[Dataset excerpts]
━━━━━━━━━━━━━━━━━━━━

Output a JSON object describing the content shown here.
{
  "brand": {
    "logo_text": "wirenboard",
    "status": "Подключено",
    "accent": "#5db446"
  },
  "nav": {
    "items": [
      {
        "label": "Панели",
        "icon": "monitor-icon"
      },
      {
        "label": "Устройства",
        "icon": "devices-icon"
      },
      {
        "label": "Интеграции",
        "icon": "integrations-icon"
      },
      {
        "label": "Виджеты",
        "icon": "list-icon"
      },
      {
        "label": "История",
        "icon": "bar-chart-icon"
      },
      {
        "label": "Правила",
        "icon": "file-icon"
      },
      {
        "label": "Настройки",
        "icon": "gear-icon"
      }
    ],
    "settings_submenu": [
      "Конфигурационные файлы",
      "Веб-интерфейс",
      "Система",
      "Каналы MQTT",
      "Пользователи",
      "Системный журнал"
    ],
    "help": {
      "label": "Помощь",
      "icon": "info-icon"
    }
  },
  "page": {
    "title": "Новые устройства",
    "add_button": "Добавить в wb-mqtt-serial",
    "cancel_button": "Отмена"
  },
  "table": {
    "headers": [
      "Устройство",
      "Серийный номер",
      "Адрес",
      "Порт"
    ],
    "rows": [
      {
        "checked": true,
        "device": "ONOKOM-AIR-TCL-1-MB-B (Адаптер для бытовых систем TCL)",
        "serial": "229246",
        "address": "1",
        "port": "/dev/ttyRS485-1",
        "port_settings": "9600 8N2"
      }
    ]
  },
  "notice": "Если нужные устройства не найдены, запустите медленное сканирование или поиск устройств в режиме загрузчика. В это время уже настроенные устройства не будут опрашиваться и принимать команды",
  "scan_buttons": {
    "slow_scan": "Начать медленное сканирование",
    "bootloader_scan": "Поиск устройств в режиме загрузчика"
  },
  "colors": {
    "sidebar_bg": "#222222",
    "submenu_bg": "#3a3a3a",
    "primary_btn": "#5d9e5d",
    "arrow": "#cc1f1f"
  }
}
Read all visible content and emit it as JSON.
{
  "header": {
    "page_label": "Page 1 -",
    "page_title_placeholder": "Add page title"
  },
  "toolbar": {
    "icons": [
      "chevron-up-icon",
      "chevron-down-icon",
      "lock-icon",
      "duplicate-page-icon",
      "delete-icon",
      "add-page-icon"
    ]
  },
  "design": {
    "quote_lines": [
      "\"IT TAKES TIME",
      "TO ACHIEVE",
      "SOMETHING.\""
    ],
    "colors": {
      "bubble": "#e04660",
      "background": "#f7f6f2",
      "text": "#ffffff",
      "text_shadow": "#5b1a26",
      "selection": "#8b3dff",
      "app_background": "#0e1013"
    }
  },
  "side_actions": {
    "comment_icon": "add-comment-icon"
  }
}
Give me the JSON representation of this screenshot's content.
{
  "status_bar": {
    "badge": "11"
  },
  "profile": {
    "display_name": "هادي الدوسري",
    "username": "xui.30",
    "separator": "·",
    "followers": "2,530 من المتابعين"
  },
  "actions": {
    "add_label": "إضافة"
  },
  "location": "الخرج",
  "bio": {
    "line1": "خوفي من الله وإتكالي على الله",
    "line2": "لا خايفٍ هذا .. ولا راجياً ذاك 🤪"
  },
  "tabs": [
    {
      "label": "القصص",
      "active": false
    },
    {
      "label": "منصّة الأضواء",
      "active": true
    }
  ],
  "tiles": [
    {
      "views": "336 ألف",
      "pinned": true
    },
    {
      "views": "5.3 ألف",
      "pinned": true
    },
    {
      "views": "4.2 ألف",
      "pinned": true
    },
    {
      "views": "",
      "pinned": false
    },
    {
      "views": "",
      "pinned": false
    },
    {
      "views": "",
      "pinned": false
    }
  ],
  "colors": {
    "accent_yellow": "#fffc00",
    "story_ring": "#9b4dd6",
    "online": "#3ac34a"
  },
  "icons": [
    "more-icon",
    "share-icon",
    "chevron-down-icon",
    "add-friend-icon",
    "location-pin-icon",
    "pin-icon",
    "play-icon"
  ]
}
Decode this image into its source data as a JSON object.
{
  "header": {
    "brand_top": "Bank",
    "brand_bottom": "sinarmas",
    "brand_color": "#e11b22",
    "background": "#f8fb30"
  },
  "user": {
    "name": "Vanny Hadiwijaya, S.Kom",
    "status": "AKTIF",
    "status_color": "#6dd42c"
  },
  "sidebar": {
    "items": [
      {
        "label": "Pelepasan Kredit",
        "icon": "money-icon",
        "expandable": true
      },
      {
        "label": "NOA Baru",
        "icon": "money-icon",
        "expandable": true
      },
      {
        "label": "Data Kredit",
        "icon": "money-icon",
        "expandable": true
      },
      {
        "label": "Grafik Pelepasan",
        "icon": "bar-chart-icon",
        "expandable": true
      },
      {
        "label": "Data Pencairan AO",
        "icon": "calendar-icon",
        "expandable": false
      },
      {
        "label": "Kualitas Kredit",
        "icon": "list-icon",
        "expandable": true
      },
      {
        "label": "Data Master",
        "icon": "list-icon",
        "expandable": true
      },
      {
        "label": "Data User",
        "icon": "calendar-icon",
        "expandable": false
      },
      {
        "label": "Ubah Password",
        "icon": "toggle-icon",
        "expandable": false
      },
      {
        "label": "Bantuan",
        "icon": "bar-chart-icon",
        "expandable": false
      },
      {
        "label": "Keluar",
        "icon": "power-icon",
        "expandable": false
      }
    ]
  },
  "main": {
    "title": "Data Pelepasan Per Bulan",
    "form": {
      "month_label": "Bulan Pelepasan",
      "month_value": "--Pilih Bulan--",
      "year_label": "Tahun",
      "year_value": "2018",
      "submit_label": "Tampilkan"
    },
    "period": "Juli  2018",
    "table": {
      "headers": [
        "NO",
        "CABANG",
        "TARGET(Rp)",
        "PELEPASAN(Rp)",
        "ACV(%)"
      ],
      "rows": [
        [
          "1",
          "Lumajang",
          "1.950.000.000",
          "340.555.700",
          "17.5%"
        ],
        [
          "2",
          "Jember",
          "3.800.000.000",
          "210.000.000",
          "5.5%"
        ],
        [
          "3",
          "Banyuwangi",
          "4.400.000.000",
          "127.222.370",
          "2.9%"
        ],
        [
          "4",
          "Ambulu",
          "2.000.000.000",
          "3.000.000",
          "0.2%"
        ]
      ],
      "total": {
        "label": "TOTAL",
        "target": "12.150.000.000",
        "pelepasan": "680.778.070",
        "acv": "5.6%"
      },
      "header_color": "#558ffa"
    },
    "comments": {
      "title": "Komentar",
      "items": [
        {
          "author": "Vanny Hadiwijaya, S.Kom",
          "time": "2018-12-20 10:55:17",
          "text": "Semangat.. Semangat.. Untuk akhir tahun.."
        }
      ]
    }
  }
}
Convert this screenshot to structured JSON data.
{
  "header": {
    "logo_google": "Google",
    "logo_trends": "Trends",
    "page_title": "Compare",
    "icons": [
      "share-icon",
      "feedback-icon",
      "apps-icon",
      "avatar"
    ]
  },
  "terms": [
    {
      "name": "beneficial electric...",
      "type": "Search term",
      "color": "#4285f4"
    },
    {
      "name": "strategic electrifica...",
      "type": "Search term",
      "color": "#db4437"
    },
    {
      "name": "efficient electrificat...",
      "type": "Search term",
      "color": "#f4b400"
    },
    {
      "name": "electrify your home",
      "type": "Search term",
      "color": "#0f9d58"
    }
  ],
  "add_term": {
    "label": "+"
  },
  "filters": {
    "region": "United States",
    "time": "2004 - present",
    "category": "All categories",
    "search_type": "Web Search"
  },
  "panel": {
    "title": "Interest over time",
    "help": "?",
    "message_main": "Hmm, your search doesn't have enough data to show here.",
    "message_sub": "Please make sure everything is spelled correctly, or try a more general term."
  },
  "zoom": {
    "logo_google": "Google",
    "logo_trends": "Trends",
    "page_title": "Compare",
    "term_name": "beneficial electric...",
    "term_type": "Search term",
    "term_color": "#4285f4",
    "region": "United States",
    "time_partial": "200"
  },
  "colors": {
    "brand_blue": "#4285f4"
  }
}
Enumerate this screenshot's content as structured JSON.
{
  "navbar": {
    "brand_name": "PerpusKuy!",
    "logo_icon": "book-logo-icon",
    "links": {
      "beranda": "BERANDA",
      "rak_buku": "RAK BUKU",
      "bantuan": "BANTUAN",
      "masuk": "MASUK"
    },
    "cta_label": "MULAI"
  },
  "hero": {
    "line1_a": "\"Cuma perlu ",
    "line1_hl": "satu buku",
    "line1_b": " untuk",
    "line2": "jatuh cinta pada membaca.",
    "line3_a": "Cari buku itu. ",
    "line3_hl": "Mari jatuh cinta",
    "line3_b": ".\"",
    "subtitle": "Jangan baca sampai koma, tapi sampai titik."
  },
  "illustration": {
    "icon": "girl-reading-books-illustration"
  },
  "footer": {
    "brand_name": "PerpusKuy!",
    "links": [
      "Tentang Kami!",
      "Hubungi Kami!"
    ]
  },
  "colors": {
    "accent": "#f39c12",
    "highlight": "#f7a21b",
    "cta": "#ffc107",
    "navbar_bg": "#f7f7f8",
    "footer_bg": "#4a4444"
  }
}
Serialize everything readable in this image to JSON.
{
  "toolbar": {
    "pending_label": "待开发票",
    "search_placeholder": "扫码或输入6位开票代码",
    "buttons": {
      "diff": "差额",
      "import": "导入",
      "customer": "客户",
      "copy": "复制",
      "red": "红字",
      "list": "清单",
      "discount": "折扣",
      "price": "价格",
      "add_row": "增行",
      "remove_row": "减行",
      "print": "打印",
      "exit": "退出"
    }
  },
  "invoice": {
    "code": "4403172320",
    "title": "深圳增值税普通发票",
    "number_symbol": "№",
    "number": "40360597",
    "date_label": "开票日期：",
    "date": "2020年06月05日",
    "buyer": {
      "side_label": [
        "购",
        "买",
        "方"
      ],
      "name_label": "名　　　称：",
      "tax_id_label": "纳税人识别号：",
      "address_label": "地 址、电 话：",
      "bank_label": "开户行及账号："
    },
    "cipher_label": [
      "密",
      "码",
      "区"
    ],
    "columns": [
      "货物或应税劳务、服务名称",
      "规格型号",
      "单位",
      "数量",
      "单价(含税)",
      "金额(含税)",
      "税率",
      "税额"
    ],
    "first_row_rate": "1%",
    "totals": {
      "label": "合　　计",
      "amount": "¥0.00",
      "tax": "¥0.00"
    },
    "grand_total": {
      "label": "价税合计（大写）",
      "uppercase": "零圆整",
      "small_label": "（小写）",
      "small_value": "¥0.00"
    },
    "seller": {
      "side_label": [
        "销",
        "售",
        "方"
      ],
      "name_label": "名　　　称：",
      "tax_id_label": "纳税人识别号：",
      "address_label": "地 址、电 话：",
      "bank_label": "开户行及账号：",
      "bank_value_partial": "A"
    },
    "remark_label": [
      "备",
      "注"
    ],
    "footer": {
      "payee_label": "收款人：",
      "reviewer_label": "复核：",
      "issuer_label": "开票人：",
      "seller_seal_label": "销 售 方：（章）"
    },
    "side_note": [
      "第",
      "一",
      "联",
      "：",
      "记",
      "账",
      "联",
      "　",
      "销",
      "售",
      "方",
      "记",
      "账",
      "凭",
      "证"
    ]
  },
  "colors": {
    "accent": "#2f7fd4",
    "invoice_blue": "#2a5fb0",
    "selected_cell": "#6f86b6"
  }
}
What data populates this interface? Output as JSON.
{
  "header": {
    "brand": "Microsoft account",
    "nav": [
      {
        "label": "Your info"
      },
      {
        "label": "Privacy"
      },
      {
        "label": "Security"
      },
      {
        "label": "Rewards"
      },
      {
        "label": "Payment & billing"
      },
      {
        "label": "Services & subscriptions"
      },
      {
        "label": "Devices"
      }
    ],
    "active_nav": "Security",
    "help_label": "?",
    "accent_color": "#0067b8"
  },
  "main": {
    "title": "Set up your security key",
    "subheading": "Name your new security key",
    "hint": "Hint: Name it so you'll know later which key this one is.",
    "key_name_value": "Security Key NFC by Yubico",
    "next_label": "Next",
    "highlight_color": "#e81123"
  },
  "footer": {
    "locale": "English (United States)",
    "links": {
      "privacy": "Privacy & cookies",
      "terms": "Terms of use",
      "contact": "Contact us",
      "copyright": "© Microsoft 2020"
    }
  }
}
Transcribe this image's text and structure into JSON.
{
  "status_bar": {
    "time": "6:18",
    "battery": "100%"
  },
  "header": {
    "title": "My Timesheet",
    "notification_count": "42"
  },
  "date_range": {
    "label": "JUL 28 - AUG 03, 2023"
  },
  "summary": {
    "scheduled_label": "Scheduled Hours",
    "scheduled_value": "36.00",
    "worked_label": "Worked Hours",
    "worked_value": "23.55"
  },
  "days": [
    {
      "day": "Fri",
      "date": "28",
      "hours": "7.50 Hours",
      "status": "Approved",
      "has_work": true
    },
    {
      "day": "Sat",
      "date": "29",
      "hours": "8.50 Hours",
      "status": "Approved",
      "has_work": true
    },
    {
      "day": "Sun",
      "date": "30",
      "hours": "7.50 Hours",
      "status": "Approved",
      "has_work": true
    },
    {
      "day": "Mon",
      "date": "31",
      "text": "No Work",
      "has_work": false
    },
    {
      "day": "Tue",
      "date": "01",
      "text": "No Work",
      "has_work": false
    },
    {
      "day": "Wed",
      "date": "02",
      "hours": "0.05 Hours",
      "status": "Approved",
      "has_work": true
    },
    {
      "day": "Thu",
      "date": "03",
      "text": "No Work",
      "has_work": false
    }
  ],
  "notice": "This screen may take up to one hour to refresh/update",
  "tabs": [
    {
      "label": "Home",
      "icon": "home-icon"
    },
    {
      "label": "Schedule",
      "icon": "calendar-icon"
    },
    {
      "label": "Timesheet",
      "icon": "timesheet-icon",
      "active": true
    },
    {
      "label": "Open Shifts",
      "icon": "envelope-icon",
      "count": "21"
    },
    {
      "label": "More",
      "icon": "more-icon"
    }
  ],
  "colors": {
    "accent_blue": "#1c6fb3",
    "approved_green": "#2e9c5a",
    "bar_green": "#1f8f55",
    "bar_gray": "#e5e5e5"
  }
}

━━━━━━━━━━━━━━━━━━━━

Read through the data and copy every line where "screenshot" shows up.

REPLY:
Give me the JSON representation of this screenshot's content.
Convert this screenshot to structured JSON data.
Enumerate this screenshot's content as structured JSON.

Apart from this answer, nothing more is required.